### Data for the task ###

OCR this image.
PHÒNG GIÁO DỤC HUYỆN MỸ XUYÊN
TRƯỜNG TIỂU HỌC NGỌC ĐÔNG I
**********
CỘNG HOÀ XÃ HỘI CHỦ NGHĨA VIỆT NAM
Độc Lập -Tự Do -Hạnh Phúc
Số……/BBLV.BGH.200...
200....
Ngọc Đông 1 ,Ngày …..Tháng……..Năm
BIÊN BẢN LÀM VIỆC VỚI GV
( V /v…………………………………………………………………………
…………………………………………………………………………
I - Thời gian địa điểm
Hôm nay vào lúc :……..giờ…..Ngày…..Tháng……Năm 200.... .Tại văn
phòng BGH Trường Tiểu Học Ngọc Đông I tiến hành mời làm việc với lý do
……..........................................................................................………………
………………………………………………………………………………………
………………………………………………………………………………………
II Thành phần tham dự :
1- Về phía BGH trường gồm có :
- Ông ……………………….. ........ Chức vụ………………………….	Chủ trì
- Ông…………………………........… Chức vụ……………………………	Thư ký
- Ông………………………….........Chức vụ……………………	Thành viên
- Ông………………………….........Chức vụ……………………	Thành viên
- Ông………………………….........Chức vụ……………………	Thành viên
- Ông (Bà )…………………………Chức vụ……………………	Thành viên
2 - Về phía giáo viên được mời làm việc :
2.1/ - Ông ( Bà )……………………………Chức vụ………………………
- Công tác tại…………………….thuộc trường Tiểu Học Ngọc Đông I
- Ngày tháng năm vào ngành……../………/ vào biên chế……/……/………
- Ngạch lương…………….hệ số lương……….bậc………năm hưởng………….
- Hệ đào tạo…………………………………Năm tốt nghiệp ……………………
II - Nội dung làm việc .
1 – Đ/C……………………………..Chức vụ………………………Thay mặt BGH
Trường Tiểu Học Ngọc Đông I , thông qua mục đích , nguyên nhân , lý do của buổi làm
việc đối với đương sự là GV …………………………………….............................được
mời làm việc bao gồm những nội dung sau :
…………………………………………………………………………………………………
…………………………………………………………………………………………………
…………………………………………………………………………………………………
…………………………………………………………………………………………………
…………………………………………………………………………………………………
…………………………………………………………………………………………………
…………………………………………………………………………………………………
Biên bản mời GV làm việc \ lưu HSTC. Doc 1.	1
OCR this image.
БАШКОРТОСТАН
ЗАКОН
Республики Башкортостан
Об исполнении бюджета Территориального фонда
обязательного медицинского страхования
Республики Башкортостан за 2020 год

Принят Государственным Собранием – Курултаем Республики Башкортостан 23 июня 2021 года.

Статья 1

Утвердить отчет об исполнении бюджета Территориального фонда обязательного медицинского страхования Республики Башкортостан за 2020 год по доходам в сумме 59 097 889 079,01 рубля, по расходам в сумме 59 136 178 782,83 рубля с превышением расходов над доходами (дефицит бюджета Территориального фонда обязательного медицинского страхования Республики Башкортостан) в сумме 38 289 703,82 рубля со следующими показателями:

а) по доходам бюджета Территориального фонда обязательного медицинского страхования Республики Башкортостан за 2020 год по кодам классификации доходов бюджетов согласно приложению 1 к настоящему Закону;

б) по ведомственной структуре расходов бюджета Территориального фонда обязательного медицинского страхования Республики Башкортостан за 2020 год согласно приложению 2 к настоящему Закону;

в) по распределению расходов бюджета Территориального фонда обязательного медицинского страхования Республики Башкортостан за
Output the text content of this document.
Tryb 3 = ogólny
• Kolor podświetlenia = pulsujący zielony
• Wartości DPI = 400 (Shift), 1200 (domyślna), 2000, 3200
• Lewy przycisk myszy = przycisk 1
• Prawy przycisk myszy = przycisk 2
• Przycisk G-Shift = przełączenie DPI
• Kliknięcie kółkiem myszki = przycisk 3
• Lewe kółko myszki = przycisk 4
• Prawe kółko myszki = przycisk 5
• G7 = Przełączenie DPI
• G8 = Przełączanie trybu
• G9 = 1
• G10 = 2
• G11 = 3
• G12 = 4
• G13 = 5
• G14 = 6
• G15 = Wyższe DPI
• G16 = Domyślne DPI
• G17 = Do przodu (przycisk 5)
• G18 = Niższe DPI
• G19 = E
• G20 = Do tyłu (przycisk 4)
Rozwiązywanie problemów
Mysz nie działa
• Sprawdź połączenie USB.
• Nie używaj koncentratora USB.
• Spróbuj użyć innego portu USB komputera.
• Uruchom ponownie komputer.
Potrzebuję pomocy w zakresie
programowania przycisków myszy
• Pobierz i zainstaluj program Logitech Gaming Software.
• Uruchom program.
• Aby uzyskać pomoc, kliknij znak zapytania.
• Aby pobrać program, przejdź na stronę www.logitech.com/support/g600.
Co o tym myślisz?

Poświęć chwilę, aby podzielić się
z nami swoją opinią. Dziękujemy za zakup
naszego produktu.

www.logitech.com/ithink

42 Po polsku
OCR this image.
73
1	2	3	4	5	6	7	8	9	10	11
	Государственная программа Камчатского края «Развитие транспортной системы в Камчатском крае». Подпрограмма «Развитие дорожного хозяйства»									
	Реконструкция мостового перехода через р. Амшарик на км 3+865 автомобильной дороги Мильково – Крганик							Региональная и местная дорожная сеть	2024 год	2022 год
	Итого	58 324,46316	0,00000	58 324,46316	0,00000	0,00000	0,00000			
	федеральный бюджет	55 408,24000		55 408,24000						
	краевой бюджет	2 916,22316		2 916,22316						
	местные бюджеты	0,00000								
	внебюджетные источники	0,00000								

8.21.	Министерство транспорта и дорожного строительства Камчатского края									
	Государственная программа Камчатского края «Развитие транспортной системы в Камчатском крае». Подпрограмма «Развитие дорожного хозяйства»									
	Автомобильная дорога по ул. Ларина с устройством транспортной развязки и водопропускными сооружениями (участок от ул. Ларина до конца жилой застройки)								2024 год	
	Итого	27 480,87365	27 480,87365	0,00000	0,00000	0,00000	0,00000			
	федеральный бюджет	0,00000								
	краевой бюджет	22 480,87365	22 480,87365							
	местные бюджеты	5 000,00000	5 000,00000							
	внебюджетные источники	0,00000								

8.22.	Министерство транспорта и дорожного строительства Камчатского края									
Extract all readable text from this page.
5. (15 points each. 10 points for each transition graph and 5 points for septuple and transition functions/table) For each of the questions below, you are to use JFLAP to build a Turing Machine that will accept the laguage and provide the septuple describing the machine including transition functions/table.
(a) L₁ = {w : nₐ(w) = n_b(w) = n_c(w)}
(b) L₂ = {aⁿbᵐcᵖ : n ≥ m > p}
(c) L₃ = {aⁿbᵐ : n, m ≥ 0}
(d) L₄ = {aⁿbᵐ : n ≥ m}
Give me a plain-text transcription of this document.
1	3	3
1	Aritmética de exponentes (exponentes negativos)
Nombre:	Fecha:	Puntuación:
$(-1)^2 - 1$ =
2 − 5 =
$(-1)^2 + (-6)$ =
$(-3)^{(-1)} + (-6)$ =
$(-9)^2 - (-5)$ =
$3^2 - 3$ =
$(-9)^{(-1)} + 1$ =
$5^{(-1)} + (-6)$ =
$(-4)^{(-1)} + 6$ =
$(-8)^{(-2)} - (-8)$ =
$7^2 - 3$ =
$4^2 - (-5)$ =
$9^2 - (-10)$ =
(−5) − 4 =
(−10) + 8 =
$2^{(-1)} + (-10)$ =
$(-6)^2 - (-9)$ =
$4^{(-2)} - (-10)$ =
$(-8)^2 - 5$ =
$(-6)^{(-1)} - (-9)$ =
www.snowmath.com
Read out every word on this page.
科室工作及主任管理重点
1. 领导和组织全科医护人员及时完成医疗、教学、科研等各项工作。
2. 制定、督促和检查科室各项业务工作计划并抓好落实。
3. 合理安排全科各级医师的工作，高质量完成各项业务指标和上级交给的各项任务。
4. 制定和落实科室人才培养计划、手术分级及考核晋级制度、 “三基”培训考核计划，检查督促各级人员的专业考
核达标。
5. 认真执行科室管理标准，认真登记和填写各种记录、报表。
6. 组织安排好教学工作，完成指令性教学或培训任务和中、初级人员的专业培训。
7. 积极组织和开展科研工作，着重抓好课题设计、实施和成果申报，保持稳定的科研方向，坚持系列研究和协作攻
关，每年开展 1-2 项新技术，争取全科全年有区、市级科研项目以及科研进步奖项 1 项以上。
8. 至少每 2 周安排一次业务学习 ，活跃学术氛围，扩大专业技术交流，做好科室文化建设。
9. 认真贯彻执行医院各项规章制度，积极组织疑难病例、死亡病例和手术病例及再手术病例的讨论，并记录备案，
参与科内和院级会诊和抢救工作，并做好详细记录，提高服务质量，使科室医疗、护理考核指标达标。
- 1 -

###

• Problem requirements
Go through the material above and count the lines that contain "Ngày"; answer with the number alone.

• Answer for this exercise
3